WRITTEN EXERCISE
Show all lines holding the string "test".

ENTRIES PROVIDED

↓

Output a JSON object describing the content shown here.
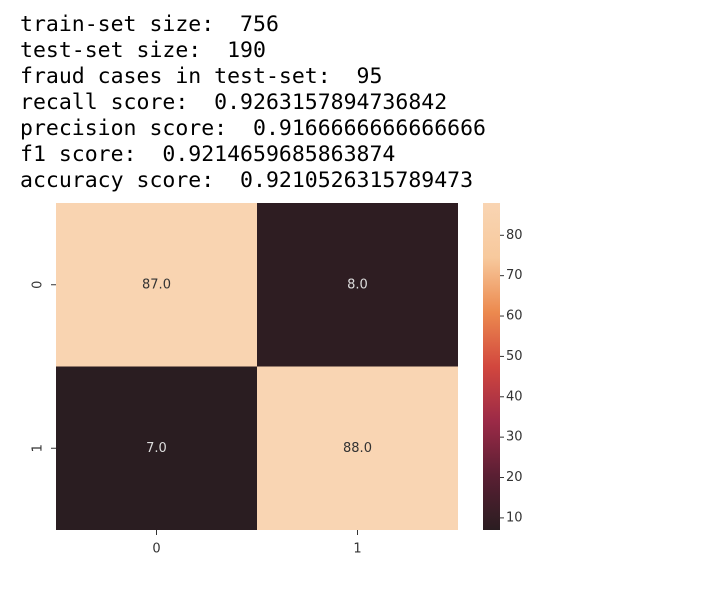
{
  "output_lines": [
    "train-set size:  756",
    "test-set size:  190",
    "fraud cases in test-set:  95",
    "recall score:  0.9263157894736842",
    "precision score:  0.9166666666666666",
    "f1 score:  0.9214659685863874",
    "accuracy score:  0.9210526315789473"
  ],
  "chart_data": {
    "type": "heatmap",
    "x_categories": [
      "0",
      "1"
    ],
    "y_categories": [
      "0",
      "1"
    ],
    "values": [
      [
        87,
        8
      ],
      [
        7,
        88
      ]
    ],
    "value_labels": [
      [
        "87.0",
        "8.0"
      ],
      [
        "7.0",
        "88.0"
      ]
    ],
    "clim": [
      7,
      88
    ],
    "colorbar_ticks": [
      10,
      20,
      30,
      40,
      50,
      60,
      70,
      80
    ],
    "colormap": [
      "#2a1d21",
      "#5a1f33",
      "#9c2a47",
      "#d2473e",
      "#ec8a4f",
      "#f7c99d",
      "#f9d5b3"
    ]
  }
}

↑

FULL OUTPUT
    "test-set size:  190",
    "fraud cases in test-set:  95",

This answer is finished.